▸ **EXERCISE**
Every line that holds the string "with" is to be identified and copied.

▸ **RECORDS TO PROCESS**
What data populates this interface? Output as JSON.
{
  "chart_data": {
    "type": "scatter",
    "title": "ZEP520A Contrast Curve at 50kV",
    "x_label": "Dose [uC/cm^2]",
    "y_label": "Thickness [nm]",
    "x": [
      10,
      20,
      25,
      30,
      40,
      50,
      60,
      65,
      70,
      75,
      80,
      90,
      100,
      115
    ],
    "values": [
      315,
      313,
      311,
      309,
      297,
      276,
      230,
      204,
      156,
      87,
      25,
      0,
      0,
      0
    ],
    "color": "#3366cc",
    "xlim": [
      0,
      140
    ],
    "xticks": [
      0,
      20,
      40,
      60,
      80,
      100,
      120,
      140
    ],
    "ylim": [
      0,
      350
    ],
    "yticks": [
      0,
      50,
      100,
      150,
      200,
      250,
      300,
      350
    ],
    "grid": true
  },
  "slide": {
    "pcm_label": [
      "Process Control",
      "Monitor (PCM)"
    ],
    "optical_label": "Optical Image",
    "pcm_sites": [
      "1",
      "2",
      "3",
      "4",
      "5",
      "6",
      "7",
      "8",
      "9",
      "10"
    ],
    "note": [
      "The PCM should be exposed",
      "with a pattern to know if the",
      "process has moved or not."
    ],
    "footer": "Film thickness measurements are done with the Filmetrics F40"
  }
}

▸ **OUTPUT FOR THIS EXERCISE**
      "with a pattern to know if the",
    "footer": "Film thickness measurements are done with the Filmetrics F40"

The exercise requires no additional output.